## [Goal]
Reproduce every entry exactly.

═══ Data supplied ═══

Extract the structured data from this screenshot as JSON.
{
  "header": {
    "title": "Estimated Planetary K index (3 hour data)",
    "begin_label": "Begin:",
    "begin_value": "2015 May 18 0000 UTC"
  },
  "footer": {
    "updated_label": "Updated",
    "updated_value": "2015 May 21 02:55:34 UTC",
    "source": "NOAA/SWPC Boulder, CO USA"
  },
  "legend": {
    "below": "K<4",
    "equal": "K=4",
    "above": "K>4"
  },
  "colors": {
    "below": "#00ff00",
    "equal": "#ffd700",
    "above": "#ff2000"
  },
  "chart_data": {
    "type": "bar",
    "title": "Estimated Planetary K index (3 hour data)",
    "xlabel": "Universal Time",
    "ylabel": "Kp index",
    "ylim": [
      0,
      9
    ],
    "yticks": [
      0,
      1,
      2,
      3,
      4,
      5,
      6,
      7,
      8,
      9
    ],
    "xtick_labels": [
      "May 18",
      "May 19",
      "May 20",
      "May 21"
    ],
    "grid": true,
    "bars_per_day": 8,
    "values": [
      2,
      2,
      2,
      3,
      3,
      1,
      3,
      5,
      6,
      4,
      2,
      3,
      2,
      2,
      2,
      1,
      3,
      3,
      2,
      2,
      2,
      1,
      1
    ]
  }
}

═══

## [Exercise solution]
Extract the structured data from this screenshot as JSON.
{
  "header": {
    "title": "Estimated Planetary K index (3 hour data)",
    "begin_label": "Begin:",
    "begin_value": "2015 May 18 0000 UTC"
  },
  "footer": {
    "updated_label": "Updated",
    "updated_value": "2015 May 21 02:55:34 UTC",
    "source": "NOAA/SWPC Boulder, CO USA"
  },
  "legend": {
    "below": "K<4",
    "equal": "K=4",
    "above": "K>4"
  },
  "colors": {
    "below": "#00ff00",
    "equal": "#ffd700",
    "above": "#ff2000"
  },
  "chart_data": {
    "type": "bar",
    "title": "Estimated Planetary K index (3 hour data)",
    "xlabel": "Universal Time",
    "ylabel": "Kp index",
    "ylim": [
      0,
      9
    ],
    "yticks": [
      0,
      1,
      2,
      3,
      4,
      5,
      6,
      7,
      8,
      9
    ],
    "xtick_labels": [
      "May 18",
      "May 19",
      "May 20",
      "May 21"
    ],
    "grid": true,
    "bars_per_day": 8,
    "values": [
      2,
      2,
      2,
      3,
      3,
      1,
      3,
      5,
      6,
      4,
      2,
      3,
      2,
      2,
      2,
      1,
      3,
      3,
      2,
      2,
      2,
      1,
      1
    ]
  }
}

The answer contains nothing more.